## WRITTEN INSTRUCTION:
Leave out the pictures and transcribe the rest of the records exactly.

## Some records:
╔══

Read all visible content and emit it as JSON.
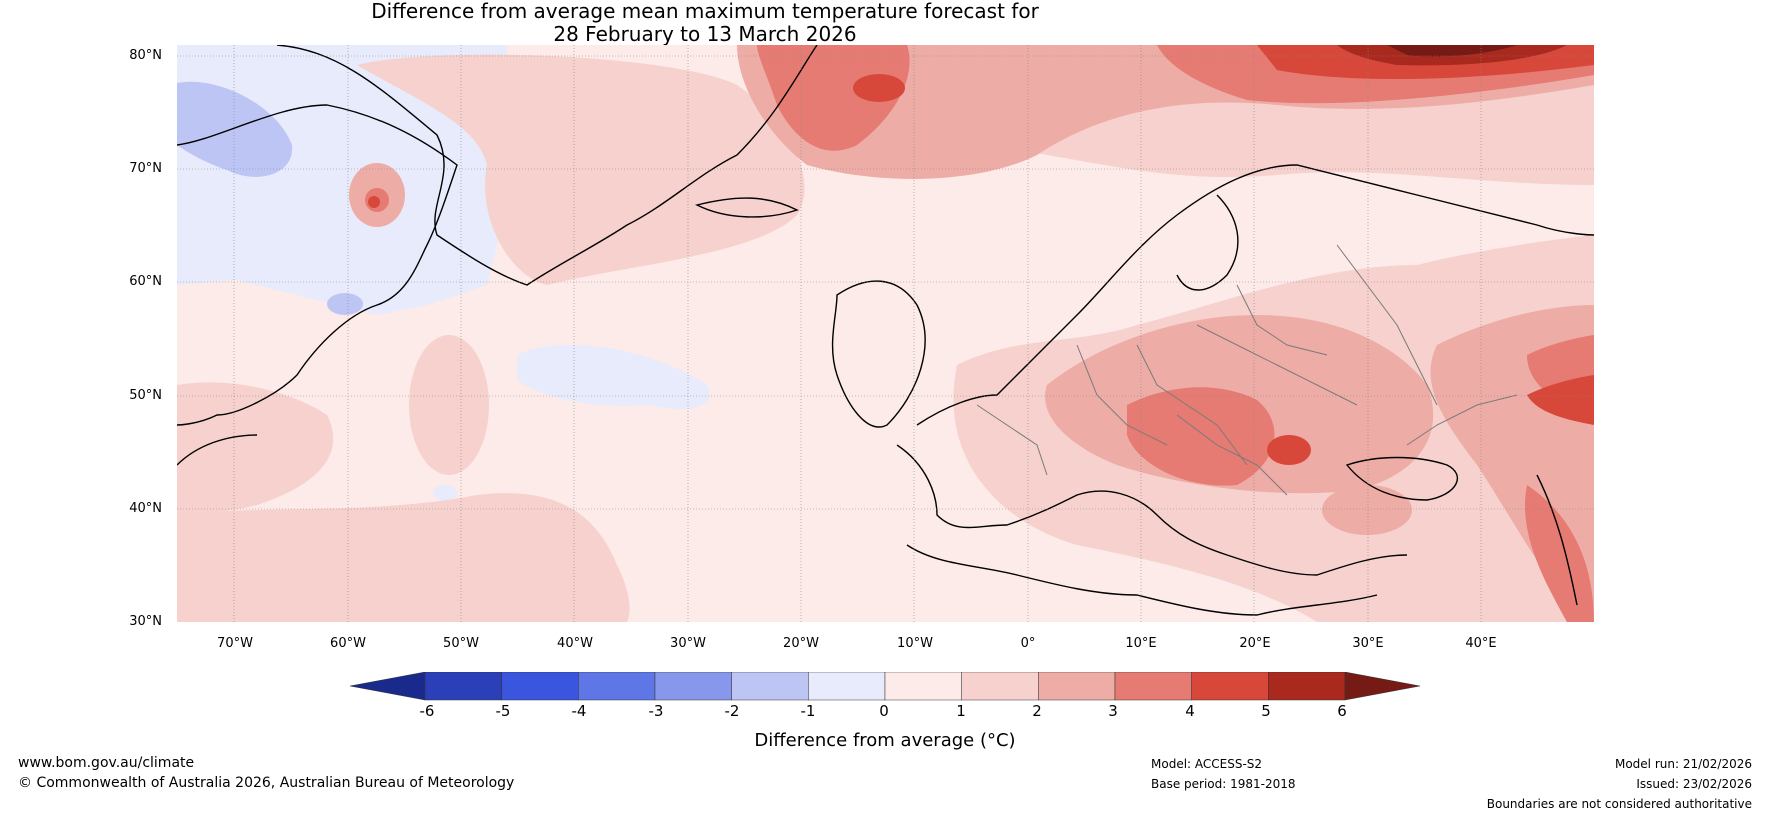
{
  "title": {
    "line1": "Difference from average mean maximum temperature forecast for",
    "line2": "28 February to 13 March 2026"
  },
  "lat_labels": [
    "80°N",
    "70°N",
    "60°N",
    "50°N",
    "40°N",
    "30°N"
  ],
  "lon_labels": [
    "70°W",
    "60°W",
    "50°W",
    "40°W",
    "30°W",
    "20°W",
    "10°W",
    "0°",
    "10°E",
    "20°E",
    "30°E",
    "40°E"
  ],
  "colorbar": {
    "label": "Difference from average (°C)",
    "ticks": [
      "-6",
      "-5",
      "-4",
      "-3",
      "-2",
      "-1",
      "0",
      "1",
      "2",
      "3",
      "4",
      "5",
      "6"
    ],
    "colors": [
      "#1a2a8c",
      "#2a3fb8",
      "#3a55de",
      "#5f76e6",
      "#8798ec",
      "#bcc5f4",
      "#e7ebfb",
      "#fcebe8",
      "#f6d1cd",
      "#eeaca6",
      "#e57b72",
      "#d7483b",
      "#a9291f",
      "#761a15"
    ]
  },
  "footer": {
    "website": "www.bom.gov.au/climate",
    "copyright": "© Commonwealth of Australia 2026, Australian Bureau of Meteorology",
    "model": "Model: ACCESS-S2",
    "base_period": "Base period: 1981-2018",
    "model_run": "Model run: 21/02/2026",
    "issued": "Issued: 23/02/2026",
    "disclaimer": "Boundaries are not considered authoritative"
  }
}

╚══

## RESULT OF THE TASK:
Read all visible content and emit it as JSON.
{
  "title": {
    "line1": "Difference from average mean maximum temperature forecast for",
    "line2": "28 February to 13 March 2026"
  },
  "lat_labels": [
    "80°N",
    "70°N",
    "60°N",
    "50°N",
    "40°N",
    "30°N"
  ],
  "lon_labels": [
    "70°W",
    "60°W",
    "50°W",
    "40°W",
    "30°W",
    "20°W",
    "10°W",
    "0°",
    "10°E",
    "20°E",
    "30°E",
    "40°E"
  ],
  "colorbar": {
    "label": "Difference from average (°C)",
    "ticks": [
      "-6",
      "-5",
      "-4",
      "-3",
      "-2",
      "-1",
      "0",
      "1",
      "2",
      "3",
      "4",
      "5",
      "6"
    ],
    "colors": [
      "#1a2a8c",
      "#2a3fb8",
      "#3a55de",
      "#5f76e6",
      "#8798ec",
      "#bcc5f4",
      "#e7ebfb",
      "#fcebe8",
      "#f6d1cd",
      "#eeaca6",
      "#e57b72",
      "#d7483b",
      "#a9291f",
      "#761a15"
    ]
  },
  "footer": {
    "website": "www.bom.gov.au/climate",
    "copyright": "© Commonwealth of Australia 2026, Australian Bureau of Meteorology",
    "model": "Model: ACCESS-S2",
    "base_period": "Base period: 1981-2018",
    "model_run": "Model run: 21/02/2026",
    "issued": "Issued: 23/02/2026",
    "disclaimer": "Boundaries are not considered authoritative"
  }
}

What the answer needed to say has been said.